■ **Exercise**: Each line containing the word "value" needs to be copied.

--- BEGIN Task inputs ---

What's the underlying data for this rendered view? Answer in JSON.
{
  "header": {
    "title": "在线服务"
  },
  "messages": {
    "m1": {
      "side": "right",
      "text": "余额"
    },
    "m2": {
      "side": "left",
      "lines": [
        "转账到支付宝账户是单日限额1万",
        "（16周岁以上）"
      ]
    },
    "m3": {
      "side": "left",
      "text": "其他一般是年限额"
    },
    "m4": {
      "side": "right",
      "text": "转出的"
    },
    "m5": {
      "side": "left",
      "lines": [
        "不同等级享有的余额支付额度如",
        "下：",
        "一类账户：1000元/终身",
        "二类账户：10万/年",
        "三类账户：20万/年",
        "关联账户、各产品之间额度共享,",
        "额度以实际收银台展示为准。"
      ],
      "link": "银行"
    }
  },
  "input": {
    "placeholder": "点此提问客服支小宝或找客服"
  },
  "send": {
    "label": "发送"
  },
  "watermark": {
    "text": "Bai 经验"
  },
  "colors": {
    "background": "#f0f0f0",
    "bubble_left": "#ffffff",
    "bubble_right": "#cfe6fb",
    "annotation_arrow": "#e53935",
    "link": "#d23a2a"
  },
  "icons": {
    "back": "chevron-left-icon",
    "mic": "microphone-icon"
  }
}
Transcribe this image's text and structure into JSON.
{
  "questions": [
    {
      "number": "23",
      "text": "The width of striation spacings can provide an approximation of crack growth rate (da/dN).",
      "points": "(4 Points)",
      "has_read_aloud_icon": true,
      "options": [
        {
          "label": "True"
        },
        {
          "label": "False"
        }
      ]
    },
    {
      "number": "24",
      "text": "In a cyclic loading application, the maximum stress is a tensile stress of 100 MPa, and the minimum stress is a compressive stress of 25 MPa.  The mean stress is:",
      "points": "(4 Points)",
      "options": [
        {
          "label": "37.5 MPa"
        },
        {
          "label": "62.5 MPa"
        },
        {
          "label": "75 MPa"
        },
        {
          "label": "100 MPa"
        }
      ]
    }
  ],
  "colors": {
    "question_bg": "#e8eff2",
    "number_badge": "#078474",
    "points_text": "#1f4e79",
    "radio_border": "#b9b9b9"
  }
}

--- END Task inputs ---
--- BEGIN Task inputs ---

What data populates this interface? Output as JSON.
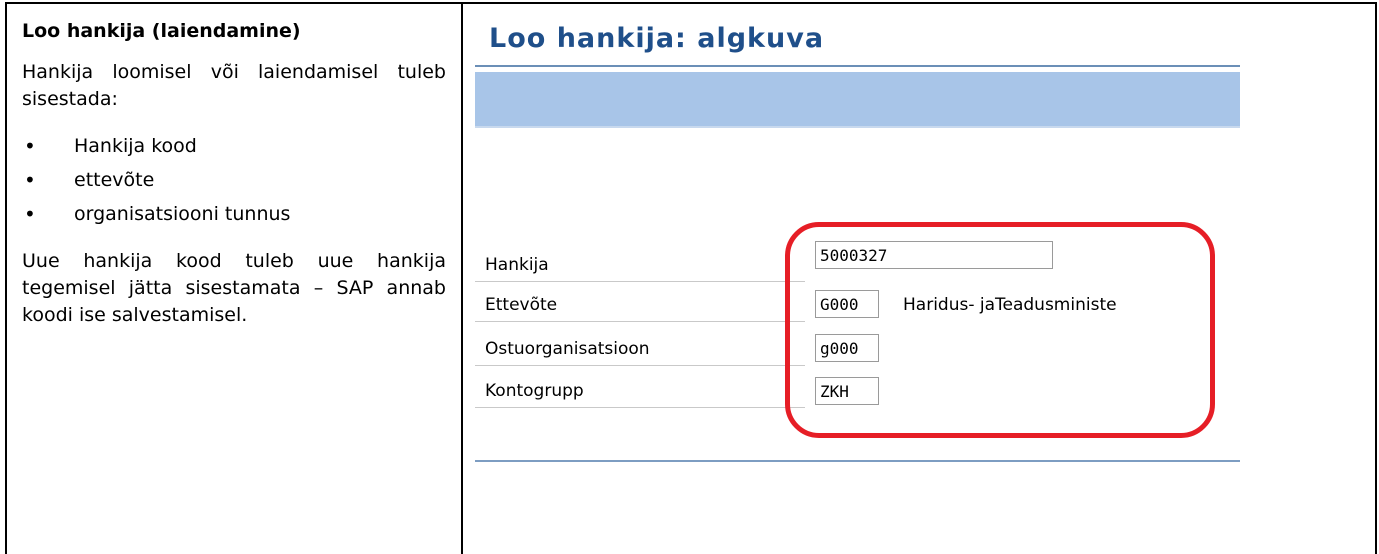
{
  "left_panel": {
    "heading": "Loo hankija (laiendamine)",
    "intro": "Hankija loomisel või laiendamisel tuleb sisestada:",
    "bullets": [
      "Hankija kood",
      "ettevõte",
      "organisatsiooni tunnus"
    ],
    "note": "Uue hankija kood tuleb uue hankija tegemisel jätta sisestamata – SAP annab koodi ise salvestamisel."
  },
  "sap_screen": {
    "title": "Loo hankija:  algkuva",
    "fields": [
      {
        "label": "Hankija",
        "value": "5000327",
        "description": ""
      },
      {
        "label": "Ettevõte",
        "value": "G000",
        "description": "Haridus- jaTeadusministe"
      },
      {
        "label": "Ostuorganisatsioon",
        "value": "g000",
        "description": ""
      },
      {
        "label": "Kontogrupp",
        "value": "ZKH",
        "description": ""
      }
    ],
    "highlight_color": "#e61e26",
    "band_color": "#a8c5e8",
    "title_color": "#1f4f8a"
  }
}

--- END Task inputs ---

■ **Solution to the problem**:
        "value": "5000327",
        "value": "G000",
        "value": "g000",
        "value": "ZKH",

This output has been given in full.